Start of Data for the task

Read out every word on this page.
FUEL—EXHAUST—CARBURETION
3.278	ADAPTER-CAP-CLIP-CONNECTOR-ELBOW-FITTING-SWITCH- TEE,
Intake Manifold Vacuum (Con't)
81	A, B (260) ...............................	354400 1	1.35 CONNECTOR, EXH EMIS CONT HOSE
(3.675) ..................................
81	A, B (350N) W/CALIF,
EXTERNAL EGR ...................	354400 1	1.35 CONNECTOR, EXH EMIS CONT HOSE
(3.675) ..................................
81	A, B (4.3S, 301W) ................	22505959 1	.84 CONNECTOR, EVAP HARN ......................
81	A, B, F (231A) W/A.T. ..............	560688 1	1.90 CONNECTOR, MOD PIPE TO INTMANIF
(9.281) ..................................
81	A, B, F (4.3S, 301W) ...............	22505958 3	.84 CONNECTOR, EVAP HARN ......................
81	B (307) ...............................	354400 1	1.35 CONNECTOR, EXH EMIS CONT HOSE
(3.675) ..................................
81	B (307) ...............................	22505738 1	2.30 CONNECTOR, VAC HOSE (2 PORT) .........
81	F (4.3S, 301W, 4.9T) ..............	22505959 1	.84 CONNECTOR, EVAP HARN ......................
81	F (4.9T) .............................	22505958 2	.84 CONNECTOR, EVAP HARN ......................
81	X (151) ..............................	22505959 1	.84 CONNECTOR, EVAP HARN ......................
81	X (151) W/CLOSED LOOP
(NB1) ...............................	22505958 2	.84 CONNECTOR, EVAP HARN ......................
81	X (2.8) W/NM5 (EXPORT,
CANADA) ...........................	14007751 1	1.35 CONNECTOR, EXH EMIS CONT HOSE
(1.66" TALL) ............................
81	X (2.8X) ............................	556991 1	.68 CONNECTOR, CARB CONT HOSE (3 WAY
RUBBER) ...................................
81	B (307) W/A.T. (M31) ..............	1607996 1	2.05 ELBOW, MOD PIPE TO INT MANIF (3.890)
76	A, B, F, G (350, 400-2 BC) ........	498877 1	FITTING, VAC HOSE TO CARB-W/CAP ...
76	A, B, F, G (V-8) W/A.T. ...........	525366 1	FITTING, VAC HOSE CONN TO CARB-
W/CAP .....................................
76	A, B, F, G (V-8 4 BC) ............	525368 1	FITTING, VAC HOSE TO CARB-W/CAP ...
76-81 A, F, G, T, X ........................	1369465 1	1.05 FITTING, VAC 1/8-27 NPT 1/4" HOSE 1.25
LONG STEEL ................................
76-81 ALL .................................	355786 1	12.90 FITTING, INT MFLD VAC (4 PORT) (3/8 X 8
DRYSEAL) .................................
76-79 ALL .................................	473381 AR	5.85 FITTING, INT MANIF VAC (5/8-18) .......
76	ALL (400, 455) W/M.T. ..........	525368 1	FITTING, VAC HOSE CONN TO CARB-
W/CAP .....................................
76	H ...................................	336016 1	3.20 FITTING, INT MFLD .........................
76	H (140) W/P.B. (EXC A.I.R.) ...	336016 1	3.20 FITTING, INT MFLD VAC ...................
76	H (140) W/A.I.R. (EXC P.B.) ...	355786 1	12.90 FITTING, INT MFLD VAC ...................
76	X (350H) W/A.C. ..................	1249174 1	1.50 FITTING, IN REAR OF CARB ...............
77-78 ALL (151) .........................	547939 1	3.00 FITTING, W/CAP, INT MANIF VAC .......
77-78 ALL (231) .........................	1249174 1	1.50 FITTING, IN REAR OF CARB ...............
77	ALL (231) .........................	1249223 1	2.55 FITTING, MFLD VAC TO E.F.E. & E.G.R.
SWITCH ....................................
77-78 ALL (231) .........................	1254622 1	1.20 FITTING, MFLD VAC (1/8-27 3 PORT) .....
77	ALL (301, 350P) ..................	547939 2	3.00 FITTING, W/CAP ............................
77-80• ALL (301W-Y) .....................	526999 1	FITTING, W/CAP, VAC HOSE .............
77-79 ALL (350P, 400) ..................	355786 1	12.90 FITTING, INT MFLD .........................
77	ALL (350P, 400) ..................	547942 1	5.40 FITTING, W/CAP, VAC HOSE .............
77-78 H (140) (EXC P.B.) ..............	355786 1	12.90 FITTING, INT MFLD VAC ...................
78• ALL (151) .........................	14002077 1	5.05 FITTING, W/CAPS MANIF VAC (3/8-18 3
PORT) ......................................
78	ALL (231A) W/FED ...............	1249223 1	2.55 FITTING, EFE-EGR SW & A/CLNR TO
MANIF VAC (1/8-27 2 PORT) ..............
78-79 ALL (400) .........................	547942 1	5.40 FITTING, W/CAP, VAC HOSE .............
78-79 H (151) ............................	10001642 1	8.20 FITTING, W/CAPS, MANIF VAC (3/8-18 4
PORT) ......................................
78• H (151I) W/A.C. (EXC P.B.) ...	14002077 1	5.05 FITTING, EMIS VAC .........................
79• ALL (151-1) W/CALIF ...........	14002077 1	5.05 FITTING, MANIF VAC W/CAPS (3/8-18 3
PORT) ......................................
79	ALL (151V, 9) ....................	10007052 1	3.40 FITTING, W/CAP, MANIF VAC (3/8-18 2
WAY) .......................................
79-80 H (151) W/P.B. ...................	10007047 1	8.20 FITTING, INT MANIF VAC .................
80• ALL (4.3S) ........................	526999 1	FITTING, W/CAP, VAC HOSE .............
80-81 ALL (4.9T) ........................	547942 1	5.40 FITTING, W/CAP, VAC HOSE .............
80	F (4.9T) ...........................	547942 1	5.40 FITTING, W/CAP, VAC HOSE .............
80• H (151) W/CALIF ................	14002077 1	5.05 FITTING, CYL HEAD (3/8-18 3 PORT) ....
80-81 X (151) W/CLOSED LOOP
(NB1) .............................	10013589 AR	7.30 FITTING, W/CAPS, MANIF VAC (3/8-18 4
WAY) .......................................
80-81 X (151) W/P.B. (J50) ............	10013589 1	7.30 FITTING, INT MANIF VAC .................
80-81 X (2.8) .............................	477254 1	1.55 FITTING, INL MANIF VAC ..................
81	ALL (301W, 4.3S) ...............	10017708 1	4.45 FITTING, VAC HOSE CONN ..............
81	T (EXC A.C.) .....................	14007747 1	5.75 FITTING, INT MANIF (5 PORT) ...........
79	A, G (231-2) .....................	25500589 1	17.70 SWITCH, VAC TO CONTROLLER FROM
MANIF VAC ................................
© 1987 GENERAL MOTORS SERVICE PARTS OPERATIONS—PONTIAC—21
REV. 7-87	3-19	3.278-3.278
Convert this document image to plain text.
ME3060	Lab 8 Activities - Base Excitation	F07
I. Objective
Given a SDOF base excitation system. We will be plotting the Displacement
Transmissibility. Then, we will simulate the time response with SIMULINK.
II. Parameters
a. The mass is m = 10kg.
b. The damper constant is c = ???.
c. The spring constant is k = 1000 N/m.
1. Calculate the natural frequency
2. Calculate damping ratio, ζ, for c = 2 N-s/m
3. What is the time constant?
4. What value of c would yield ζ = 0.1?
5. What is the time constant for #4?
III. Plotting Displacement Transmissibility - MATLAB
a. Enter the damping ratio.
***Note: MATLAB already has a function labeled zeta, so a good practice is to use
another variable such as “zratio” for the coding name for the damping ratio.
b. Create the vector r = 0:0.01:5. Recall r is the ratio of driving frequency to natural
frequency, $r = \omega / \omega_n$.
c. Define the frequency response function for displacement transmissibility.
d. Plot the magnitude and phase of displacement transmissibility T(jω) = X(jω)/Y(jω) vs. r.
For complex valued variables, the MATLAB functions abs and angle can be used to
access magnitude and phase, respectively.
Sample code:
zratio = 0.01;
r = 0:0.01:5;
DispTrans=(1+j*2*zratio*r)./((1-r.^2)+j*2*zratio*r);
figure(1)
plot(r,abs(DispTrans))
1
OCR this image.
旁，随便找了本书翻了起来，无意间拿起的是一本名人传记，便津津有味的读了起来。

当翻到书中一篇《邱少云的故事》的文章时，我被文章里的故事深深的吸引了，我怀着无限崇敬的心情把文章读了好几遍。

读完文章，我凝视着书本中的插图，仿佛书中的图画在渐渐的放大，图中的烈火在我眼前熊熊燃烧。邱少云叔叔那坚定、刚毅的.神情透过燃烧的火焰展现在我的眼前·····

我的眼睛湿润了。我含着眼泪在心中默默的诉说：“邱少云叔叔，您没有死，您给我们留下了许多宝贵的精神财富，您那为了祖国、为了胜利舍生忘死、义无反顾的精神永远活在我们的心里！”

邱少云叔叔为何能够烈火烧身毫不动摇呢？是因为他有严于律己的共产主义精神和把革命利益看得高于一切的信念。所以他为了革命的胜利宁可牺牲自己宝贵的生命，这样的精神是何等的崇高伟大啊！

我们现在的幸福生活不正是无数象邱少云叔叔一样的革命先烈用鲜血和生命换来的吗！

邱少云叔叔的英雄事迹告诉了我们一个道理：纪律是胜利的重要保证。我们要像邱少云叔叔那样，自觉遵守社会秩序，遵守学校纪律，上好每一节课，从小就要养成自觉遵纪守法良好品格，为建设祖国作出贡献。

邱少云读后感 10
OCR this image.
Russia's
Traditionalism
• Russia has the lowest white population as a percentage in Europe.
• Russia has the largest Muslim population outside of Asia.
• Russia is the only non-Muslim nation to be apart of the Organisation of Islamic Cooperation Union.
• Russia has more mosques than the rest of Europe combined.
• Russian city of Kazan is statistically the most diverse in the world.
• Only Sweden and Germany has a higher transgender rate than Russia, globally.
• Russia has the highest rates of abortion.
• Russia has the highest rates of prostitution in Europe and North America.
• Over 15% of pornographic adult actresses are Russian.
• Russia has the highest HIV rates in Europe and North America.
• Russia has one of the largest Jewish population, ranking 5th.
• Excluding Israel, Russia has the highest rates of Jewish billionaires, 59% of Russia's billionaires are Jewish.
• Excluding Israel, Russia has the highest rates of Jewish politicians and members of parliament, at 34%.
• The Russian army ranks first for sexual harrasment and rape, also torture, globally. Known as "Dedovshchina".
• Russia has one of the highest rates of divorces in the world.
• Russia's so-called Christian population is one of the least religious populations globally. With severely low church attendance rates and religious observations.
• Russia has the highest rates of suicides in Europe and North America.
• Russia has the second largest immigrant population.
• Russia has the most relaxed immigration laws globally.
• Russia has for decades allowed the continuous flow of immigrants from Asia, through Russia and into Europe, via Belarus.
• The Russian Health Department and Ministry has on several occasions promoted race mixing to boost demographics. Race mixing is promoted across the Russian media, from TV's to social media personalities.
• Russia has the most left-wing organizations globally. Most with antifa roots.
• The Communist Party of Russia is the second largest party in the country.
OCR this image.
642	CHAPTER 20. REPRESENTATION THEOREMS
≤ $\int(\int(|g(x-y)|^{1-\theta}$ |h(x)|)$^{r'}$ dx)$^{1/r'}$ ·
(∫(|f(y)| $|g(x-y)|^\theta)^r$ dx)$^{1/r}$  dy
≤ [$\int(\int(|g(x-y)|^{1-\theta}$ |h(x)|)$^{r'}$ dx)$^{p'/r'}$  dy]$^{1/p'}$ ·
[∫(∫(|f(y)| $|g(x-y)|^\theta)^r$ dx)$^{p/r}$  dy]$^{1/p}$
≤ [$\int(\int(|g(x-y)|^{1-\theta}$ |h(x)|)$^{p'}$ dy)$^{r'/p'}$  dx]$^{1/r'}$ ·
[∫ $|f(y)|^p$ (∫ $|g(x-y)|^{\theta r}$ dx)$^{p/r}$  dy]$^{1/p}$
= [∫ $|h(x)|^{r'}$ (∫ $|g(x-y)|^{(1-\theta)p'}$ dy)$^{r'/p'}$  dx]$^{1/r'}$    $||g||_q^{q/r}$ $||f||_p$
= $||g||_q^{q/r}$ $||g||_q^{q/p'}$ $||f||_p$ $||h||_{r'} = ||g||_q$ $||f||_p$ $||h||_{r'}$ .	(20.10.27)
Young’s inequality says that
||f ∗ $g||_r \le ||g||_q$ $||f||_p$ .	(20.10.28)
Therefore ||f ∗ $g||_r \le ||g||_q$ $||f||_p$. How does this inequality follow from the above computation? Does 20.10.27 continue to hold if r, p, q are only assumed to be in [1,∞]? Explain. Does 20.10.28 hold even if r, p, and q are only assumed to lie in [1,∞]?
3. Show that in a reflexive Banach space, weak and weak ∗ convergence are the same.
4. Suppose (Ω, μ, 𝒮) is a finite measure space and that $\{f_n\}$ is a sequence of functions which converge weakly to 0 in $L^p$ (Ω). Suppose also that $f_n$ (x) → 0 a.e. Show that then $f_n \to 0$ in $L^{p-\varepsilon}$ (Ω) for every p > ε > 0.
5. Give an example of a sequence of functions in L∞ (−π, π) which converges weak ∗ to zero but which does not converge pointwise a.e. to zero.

End of Data for the task

From the listing above, copy all lines holding the word "which".

> Solution to this problem:
4. Suppose (Ω, μ, 𝒮) is a finite measure space and that $\{f_n\}$ is a sequence of functions which converge weakly to 0 in $L^p$ (Ω). Suppose also that $f_n$ (x) → 0 a.e. Show that then $f_n \to 0$ in $L^{p-\varepsilon}$ (Ω) for every p > ε > 0.
5. Give an example of a sequence of functions in L∞ (−π, π) which converges weak ∗ to zero but which does not converge pointwise a.e. to zero.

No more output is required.